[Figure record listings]

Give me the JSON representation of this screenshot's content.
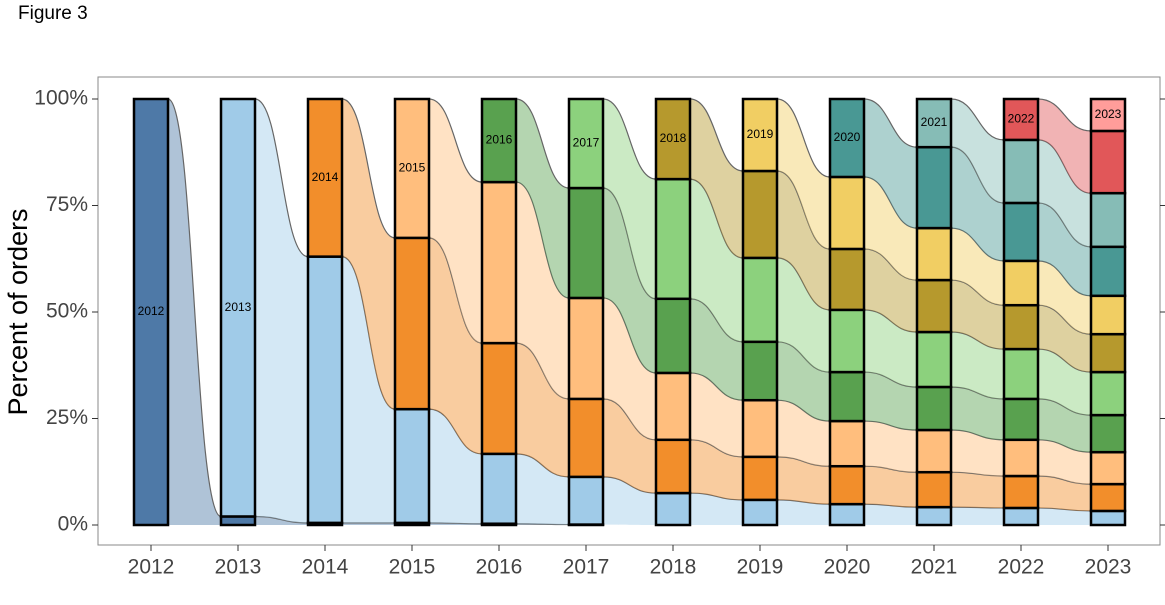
{
  "figure_label": "Figure 3",
  "chart_data": {
    "type": "alluvial",
    "ylabel": "Percent of orders",
    "categories": [
      "2012",
      "2013",
      "2014",
      "2015",
      "2016",
      "2017",
      "2018",
      "2019",
      "2020",
      "2021",
      "2022",
      "2023"
    ],
    "ylim": [
      0,
      100
    ],
    "yticks": [
      {
        "value": 0,
        "label": "0%"
      },
      {
        "value": 25,
        "label": "25%"
      },
      {
        "value": 50,
        "label": "50%"
      },
      {
        "value": 75,
        "label": "75%"
      },
      {
        "value": 100,
        "label": "100%"
      }
    ],
    "series": [
      {
        "name": "2012",
        "color": "#4e79a7",
        "values": [
          100,
          2,
          0.5,
          0.5,
          0.3,
          0.1,
          null,
          null,
          null,
          null,
          null,
          null
        ]
      },
      {
        "name": "2013",
        "color": "#a0cbe8",
        "values": [
          null,
          98,
          62.5,
          26.7,
          16.4,
          11.2,
          7.5,
          5.9,
          4.9,
          4.2,
          4.0,
          3.3
        ]
      },
      {
        "name": "2014",
        "color": "#f28e2b",
        "values": [
          null,
          null,
          37,
          40.2,
          26,
          18.3,
          12.5,
          10.1,
          8.9,
          8.2,
          7.5,
          6.3
        ]
      },
      {
        "name": "2015",
        "color": "#ffbe7d",
        "values": [
          null,
          null,
          null,
          32.6,
          37.8,
          23.7,
          15.7,
          13.3,
          10.6,
          9.9,
          8.5,
          7.5
        ]
      },
      {
        "name": "2016",
        "color": "#59a14f",
        "values": [
          null,
          null,
          null,
          null,
          19.5,
          25.8,
          17.4,
          13.7,
          11.5,
          10.1,
          9.6,
          8.7
        ]
      },
      {
        "name": "2017",
        "color": "#8cd17d",
        "values": [
          null,
          null,
          null,
          null,
          null,
          20.9,
          28.1,
          19.7,
          14.6,
          12.9,
          11.7,
          10.1
        ]
      },
      {
        "name": "2018",
        "color": "#b6992d",
        "values": [
          null,
          null,
          null,
          null,
          null,
          null,
          18.8,
          20.4,
          14.3,
          12.2,
          10.3,
          8.9
        ]
      },
      {
        "name": "2019",
        "color": "#f1ce63",
        "values": [
          null,
          null,
          null,
          null,
          null,
          null,
          null,
          16.9,
          16.9,
          12.2,
          10.4,
          9.0
        ]
      },
      {
        "name": "2020",
        "color": "#499894",
        "values": [
          null,
          null,
          null,
          null,
          null,
          null,
          null,
          null,
          18.3,
          19.0,
          13.6,
          11.5
        ]
      },
      {
        "name": "2021",
        "color": "#86bcb6",
        "values": [
          null,
          null,
          null,
          null,
          null,
          null,
          null,
          null,
          null,
          11.3,
          14.8,
          12.6
        ]
      },
      {
        "name": "2022",
        "color": "#e15759",
        "values": [
          null,
          null,
          null,
          null,
          null,
          null,
          null,
          null,
          null,
          null,
          9.6,
          14.6
        ]
      },
      {
        "name": "2023",
        "color": "#ff9d9a",
        "values": [
          null,
          null,
          null,
          null,
          null,
          null,
          null,
          null,
          null,
          null,
          null,
          7.5
        ]
      }
    ]
  }
}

SHORT TASK: Leave out the pictures and output the rest of the material exactly as written.

FINAL RESULT:
Give me the JSON representation of this screenshot's content.
{
  "figure_label": "Figure 3",
  "chart_data": {
    "type": "alluvial",
    "ylabel": "Percent of orders",
    "categories": [
      "2012",
      "2013",
      "2014",
      "2015",
      "2016",
      "2017",
      "2018",
      "2019",
      "2020",
      "2021",
      "2022",
      "2023"
    ],
    "ylim": [
      0,
      100
    ],
    "yticks": [
      {
        "value": 0,
        "label": "0%"
      },
      {
        "value": 25,
        "label": "25%"
      },
      {
        "value": 50,
        "label": "50%"
      },
      {
        "value": 75,
        "label": "75%"
      },
      {
        "value": 100,
        "label": "100%"
      }
    ],
    "series": [
      {
        "name": "2012",
        "color": "#4e79a7",
        "values": [
          100,
          2,
          0.5,
          0.5,
          0.3,
          0.1,
          null,
          null,
          null,
          null,
          null,
          null
        ]
      },
      {
        "name": "2013",
        "color": "#a0cbe8",
        "values": [
          null,
          98,
          62.5,
          26.7,
          16.4,
          11.2,
          7.5,
          5.9,
          4.9,
          4.2,
          4.0,
          3.3
        ]
      },
      {
        "name": "2014",
        "color": "#f28e2b",
        "values": [
          null,
          null,
          37,
          40.2,
          26,
          18.3,
          12.5,
          10.1,
          8.9,
          8.2,
          7.5,
          6.3
        ]
      },
      {
        "name": "2015",
        "color": "#ffbe7d",
        "values": [
          null,
          null,
          null,
          32.6,
          37.8,
          23.7,
          15.7,
          13.3,
          10.6,
          9.9,
          8.5,
          7.5
        ]
      },
      {
        "name": "2016",
        "color": "#59a14f",
        "values": [
          null,
          null,
          null,
          null,
          19.5,
          25.8,
          17.4,
          13.7,
          11.5,
          10.1,
          9.6,
          8.7
        ]
      },
      {
        "name": "2017",
        "color": "#8cd17d",
        "values": [
          null,
          null,
          null,
          null,
          null,
          20.9,
          28.1,
          19.7,
          14.6,
          12.9,
          11.7,
          10.1
        ]
      },
      {
        "name": "2018",
        "color": "#b6992d",
        "values": [
          null,
          null,
          null,
          null,
          null,
          null,
          18.8,
          20.4,
          14.3,
          12.2,
          10.3,
          8.9
        ]
      },
      {
        "name": "2019",
        "color": "#f1ce63",
        "values": [
          null,
          null,
          null,
          null,
          null,
          null,
          null,
          16.9,
          16.9,
          12.2,
          10.4,
          9.0
        ]
      },
      {
        "name": "2020",
        "color": "#499894",
        "values": [
          null,
          null,
          null,
          null,
          null,
          null,
          null,
          null,
          18.3,
          19.0,
          13.6,
          11.5
        ]
      },
      {
        "name": "2021",
        "color": "#86bcb6",
        "values": [
          null,
          null,
          null,
          null,
          null,
          null,
          null,
          null,
          null,
          11.3,
          14.8,
          12.6
        ]
      },
      {
        "name": "2022",
        "color": "#e15759",
        "values": [
          null,
          null,
          null,
          null,
          null,
          null,
          null,
          null,
          null,
          null,
          9.6,
          14.6
        ]
      },
      {
        "name": "2023",
        "color": "#ff9d9a",
        "values": [
          null,
          null,
          null,
          null,
          null,
          null,
          null,
          null,
          null,
          null,
          null,
          7.5
        ]
      }
    ]
  }
}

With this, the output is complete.